## Start THE RECORDS
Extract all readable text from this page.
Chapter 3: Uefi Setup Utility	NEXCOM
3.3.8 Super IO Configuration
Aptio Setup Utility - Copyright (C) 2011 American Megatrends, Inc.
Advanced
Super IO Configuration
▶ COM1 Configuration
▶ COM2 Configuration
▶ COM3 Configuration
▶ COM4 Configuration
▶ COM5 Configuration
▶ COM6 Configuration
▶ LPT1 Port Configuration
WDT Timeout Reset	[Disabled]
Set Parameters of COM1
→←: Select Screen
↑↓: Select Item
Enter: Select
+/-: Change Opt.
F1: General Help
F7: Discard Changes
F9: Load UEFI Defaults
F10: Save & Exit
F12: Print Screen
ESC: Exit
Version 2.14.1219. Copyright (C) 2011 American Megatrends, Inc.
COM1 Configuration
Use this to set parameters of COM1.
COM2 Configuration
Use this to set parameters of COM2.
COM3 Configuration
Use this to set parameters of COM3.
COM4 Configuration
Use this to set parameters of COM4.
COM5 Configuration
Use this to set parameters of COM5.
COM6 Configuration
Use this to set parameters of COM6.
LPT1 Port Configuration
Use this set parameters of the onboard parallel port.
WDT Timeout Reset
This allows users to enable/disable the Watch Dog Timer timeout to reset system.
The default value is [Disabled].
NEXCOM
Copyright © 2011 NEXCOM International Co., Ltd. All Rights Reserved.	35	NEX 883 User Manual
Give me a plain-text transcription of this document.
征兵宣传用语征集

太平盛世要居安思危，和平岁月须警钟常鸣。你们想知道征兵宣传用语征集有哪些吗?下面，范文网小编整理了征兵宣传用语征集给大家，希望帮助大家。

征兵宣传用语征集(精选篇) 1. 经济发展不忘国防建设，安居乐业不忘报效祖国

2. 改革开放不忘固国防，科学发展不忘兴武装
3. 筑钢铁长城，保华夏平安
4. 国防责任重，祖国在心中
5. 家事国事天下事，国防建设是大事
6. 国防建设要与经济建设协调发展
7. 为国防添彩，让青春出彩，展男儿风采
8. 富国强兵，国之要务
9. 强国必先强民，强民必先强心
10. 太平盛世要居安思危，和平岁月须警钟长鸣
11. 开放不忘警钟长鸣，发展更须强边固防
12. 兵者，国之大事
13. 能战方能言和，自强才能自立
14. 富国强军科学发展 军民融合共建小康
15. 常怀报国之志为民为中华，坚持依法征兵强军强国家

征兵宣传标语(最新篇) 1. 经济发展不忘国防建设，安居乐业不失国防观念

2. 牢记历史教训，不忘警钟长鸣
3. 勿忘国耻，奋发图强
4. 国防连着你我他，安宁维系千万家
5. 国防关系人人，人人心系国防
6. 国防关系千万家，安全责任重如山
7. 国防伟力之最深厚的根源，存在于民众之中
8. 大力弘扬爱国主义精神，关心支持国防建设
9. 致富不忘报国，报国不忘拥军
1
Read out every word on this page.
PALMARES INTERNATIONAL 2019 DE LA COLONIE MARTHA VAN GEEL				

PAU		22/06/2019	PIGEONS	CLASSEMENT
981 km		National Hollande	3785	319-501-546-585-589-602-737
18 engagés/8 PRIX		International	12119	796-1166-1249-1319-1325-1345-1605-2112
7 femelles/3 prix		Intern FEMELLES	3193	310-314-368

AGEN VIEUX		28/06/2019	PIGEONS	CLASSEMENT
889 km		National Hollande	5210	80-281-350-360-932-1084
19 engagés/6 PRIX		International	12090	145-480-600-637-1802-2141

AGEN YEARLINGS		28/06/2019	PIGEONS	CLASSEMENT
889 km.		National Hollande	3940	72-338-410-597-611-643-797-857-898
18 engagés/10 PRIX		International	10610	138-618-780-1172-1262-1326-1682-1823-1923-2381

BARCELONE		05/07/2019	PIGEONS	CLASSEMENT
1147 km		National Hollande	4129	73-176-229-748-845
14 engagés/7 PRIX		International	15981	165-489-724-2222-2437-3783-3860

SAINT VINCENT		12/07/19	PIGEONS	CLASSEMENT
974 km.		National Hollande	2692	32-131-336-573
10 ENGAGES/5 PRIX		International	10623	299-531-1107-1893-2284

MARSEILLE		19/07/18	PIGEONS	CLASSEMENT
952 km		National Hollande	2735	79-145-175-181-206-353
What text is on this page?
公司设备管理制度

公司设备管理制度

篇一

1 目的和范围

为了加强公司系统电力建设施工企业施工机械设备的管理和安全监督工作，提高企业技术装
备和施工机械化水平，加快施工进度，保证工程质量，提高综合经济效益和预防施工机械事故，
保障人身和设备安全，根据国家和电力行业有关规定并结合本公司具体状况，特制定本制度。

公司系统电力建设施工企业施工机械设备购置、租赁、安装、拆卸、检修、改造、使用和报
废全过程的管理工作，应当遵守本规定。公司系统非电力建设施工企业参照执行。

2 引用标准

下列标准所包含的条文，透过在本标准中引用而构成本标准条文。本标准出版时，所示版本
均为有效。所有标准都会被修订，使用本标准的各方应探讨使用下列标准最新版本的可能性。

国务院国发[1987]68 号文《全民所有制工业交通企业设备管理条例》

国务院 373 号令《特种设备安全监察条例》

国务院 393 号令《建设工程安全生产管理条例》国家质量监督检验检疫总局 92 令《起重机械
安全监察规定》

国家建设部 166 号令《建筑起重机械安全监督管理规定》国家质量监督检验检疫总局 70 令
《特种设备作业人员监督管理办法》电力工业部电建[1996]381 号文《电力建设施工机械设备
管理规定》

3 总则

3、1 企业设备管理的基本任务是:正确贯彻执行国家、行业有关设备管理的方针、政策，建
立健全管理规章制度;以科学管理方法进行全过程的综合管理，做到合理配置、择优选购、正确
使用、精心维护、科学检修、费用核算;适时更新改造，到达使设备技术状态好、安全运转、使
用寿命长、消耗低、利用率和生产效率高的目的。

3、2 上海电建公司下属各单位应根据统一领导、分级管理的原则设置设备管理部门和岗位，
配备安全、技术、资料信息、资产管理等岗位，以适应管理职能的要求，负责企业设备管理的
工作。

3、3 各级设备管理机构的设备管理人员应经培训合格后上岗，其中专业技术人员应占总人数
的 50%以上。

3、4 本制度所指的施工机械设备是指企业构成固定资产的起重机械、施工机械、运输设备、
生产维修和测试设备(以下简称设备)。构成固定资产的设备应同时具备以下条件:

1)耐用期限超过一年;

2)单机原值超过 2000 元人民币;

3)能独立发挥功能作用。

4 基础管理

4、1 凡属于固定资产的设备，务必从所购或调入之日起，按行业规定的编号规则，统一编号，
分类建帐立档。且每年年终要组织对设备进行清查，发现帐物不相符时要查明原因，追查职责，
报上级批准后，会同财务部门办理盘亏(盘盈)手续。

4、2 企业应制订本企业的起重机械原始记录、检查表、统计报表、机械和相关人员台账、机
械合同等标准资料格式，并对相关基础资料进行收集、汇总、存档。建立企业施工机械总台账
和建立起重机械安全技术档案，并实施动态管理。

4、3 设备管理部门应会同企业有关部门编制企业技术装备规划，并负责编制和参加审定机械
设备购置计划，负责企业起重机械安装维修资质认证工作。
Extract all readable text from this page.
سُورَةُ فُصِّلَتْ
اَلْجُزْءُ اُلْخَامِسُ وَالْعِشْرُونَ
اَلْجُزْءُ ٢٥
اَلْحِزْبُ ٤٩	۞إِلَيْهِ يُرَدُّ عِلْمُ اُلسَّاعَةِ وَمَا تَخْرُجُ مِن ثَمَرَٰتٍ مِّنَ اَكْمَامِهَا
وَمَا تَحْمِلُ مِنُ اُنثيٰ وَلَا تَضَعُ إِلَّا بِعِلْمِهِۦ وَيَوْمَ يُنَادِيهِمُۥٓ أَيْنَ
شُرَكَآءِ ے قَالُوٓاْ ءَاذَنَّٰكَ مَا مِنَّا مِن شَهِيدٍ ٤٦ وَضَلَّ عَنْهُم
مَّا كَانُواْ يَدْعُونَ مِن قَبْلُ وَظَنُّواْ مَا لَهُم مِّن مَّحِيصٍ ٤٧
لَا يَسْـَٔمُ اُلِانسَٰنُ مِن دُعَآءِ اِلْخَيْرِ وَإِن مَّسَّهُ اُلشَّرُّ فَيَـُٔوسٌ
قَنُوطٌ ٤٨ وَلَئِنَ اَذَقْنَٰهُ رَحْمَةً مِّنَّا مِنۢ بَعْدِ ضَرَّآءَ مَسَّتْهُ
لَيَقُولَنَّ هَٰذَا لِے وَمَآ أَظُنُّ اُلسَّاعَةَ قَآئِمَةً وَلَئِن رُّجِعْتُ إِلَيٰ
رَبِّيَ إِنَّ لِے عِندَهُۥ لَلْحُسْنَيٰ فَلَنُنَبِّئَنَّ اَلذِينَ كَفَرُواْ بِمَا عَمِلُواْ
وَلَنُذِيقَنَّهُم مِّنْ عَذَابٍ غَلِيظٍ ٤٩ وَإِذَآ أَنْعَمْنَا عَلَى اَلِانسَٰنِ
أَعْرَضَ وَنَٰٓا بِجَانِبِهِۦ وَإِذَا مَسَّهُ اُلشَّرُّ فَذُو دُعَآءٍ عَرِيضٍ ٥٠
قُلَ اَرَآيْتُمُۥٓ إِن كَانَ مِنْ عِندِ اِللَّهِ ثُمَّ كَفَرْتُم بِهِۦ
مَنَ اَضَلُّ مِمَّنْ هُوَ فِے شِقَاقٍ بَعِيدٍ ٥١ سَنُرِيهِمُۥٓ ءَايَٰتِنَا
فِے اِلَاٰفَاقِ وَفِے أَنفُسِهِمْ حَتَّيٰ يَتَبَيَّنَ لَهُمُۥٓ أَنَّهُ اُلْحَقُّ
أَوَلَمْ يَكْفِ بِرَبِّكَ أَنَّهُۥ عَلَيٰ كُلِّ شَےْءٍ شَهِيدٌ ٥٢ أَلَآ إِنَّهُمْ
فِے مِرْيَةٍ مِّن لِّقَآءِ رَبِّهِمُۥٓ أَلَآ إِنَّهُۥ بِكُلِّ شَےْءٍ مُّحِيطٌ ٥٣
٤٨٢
## End THE RECORDS
§ **YOUR GOAL**
Look over the listing above. Pick out and copy every line that includes "太平盛世要居安思危".

§ **WRITTEN RESPONSE**
太平盛世要居安思危，和平岁月须警钟常鸣。你们想知道征兵宣传用语征集有哪些吗?下面，范文网小编整理了征兵宣传用语征集给大家，希望帮助大家。
10. 太平盛世要居安思危，和平岁月须警钟长鸣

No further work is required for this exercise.